- [What is needed]:
State the number of lines where "killed" appears. Add nothing else.
^^^^
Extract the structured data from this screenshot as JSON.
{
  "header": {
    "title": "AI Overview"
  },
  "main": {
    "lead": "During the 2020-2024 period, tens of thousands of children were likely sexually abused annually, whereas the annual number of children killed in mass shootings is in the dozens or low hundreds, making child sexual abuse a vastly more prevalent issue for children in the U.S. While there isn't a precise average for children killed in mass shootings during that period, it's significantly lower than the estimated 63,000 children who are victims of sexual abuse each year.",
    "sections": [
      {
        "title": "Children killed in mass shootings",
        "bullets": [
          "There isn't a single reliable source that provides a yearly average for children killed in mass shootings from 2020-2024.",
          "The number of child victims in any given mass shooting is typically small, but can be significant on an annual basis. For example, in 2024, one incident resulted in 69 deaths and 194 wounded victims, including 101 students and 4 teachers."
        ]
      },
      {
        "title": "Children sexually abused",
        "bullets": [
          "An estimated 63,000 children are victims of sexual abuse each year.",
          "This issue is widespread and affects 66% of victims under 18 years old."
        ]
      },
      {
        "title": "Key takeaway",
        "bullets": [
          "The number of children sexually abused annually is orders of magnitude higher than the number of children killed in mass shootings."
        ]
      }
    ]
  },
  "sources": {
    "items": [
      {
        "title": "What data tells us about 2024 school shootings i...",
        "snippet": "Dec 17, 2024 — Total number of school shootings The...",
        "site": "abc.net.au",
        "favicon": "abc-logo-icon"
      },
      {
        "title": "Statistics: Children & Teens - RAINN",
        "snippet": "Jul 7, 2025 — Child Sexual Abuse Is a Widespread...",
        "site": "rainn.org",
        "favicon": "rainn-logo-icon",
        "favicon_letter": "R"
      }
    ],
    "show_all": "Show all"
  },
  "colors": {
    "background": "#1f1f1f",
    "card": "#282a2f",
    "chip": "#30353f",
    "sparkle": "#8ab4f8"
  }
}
^^^^
- [Task response]:
4